What to produce - Give all of the lines again exactly as they read.

Collected data entries -
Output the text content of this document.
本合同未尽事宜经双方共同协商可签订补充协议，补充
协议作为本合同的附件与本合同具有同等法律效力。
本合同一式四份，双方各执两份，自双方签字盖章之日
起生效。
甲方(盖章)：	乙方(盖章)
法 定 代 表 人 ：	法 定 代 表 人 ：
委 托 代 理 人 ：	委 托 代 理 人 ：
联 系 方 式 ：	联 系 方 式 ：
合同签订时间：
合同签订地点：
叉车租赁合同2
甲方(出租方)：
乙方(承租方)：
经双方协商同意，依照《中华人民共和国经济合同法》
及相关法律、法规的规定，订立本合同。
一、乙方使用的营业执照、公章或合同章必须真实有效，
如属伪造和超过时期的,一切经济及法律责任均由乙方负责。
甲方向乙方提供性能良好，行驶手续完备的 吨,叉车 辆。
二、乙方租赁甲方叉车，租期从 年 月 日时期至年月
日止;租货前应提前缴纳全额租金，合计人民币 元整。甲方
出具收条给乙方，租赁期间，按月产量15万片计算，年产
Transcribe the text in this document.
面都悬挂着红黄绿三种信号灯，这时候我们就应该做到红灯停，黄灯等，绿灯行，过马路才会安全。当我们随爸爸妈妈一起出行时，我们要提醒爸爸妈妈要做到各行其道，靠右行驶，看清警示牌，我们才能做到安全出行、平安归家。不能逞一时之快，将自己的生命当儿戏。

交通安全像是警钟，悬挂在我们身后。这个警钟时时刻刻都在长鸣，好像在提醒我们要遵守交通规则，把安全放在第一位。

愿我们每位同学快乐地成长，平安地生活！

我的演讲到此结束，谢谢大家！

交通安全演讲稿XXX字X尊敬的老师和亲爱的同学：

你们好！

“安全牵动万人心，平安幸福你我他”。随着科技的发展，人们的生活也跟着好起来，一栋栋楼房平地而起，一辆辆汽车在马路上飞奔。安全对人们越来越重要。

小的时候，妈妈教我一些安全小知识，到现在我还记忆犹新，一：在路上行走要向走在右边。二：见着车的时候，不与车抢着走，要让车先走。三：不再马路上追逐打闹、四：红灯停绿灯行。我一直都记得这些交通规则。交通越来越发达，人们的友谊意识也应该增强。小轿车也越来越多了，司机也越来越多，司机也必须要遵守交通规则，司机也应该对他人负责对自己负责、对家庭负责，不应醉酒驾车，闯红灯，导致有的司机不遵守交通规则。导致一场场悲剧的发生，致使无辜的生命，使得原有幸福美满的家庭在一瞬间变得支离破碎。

Result -
Output the text content of this document.
本合同未尽事宜经双方共同协商可签订补充协议，补充
协议作为本合同的附件与本合同具有同等法律效力。
本合同一式四份，双方各执两份，自双方签字盖章之日
起生效。
甲方(盖章)：	乙方(盖章)
法 定 代 表 人 ：	法 定 代 表 人 ：
委 托 代 理 人 ：	委 托 代 理 人 ：
联 系 方 式 ：	联 系 方 式 ：
合同签订时间：
合同签订地点：
叉车租赁合同2
甲方(出租方)：
乙方(承租方)：
经双方协商同意，依照《中华人民共和国经济合同法》
及相关法律、法规的规定，订立本合同。
一、乙方使用的营业执照、公章或合同章必须真实有效，
如属伪造和超过时期的,一切经济及法律责任均由乙方负责。
甲方向乙方提供性能良好，行驶手续完备的 吨,叉车 辆。
二、乙方租赁甲方叉车，租期从 年 月 日时期至年月
日止;租货前应提前缴纳全额租金，合计人民币 元整。甲方
出具收条给乙方，租赁期间，按月产量15万片计算，年产
Transcribe the text in this document.
面都悬挂着红黄绿三种信号灯，这时候我们就应该做到红灯停，黄灯等，绿灯行，过马路才会安全。当我们随爸爸妈妈一起出行时，我们要提醒爸爸妈妈要做到各行其道，靠右行驶，看清警示牌，我们才能做到安全出行、平安归家。不能逞一时之快，将自己的生命当儿戏。

交通安全像是警钟，悬挂在我们身后。这个警钟时时刻刻都在长鸣，好像在提醒我们要遵守交通规则，把安全放在第一位。

愿我们每位同学快乐地成长，平安地生活！

我的演讲到此结束，谢谢大家！

交通安全演讲稿XXX字X尊敬的老师和亲爱的同学：

你们好！

“安全牵动万人心，平安幸福你我他”。随着科技的发展，人们的生活也跟着好起来，一栋栋楼房平地而起，一辆辆汽车在马路上飞奔。安全对人们越来越重要。

小的时候，妈妈教我一些安全小知识，到现在我还记忆犹新，一：在路上行走要向走在右边。二：见着车的时候，不与车抢着走，要让车先走。三：不再马路上追逐打闹、四：红灯停绿灯行。我一直都记得这些交通规则。交通越来越发达，人们的友谊意识也应该增强。小轿车也越来越多了，司机也越来越多，司机也必须要遵守交通规则，司机也应该对他人负责对自己负责、对家庭负责，不应醉酒驾车，闯红灯，导致有的司机不遵守交通规则。导致一场场悲剧的发生，致使无辜的生命，使得原有幸福美满的家庭在一瞬间变得支离破碎。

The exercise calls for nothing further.